Quoted passage below:
Wife. Blogger. Poet. Tutor. Researcher. Academic. Feminist. Welsh. Canal Boater. Life Coach. Current projects include * National Poetry Writing Month (extramusings.tumblr.com) *Champagne Style on a Shandy Budget (champagnestyleshandybudget.wordpress.com) *The 27th Letter (Novel) *'The Ultimate Guide to Office Temping' (Self Help Guide)
As part of my resolution to try new things, write new things and read new things in 2014, I took the big plunge this year and got both feet stuck into Twitter. It’s fast becoming a place I pay more attention to than facebook, as I’ve stuffed my feed to the brim with publishers, authors, poets, writers, journalists, small printing presses, journals and literary magazines. It’s lovely. Everytime I check in I find about new opportunities for submitting, literary debates raging, people getting cross about things which actually matter, books coming out and being reviewed and publicised and the chance to get involve in lovely arty campaigns. I should have been here years ago, but I was terrified of getting sucked in to vacuous celebrity gossip shit. If I’d known it was this easy to pick and choose, I’d have been here years ago. Never mind. Better fashionably late to the party than forever lurking outside the door.
One of the presses I started following were Salt Modern Fiction. Their big recommendation for reading in the run up to Easter was Little Egypt by Lesley Glaister. I didn’t know the author, I had no idea what I was letting myself in for but for that reason I decided to feel the fear and do it anyway, and downloaded the Kindle copy. I do sometimes find it scary reading new books. Not least because my disposable income is not especially large, but even I could find 99p for a new and recommended book.
I’m glad I did, because I was immediately engrossed. The premise was different to almost anything else I’d encountered, (except perhaps for The Pitchfork Disney) . Little Egypt tells the story of twin sister and brother, born to obsessive Egyptologist parents, who spend the vast majority of their children’s adolescence chasing archaeological discovery in Egypt during the 1920s, leaving them at home to be raised in England in genteel poverty. The obsession with Ancient Egypt is shared by the one of the twins, Osiris, who has becoming engrossed in the death culture of Egypt as a child. Isis, however, rejects the family passion and is on a permanent quest for love and affection, something which is in startlingly short supply in her life.
End of Quoted passage.
-- What this task involves --
Please continue the Little Egypt review from the point where it stops.
Dataset below:
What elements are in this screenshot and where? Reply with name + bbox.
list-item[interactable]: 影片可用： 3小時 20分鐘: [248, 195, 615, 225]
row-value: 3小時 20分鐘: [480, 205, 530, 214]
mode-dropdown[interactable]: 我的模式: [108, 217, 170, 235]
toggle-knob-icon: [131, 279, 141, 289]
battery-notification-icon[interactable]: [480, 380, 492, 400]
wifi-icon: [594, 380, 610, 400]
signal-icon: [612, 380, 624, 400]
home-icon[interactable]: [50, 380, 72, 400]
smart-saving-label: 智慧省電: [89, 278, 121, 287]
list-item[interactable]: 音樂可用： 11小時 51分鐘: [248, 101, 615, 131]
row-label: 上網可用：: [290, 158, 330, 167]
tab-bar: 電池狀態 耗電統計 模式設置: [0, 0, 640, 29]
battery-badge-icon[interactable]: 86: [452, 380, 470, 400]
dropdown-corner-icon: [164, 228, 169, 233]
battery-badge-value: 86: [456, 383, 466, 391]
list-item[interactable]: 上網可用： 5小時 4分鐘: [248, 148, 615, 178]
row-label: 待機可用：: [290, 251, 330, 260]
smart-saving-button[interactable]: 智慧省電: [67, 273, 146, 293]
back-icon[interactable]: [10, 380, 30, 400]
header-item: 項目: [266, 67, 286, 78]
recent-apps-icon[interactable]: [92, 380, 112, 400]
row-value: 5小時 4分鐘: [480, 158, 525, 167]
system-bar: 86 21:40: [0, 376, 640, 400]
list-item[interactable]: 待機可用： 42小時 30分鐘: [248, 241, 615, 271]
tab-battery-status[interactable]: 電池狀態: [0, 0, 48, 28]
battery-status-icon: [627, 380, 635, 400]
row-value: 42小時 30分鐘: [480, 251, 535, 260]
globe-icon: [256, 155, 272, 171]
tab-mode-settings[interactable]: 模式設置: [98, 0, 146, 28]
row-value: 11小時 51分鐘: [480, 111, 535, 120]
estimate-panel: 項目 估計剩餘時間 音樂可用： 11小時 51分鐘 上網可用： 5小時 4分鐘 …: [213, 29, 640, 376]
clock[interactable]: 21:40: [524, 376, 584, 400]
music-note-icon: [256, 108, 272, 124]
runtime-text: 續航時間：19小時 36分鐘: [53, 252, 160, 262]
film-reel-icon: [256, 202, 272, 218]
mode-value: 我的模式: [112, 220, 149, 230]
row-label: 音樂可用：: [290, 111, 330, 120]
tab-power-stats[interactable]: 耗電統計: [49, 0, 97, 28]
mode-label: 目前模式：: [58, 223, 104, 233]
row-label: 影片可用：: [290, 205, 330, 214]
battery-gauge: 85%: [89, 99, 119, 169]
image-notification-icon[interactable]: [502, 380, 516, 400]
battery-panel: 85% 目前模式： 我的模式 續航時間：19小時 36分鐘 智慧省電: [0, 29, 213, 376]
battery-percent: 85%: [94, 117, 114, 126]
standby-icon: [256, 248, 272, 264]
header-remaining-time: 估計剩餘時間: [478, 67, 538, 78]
End of Dataset.
-- Result --
The narrative flows back and forth between Isis and Osiris surviving their dysfunctional childhood, raised by a housekeeper called Mary with occasional visits from their uncle Victor, who is still traumatised by the first world war, and Isis’s experience of life as an elderly woman, which resembles nothing more than a dry tapestry of existence, from which she wrings every drop of possible joy. The determination of Isis to look on the bright side of her confusing and disjointed life, always hungry for any scraps of love and affection, makes her an appealing and engaging character.
Her friendship with dumpster-diver Spike leads to some modern light and air finally penetrating the boundaries of ‘Little Egypt’, the house she has spent her entire life in, guarding a terrible secret which threatens both her and her increasingly odd and distant brother Osiris, who has lived in the upstairs rooms and hasn’t been seen even by Isis for many years. As the story unfolds, switching between Isis’s first person accounts and third person descriptions of the events which lead to her becoming trapped at Little Egypt, the full scope of the horrors experienced by Osiris and Isis grip the reader and drag them into the novel faster than quicksand.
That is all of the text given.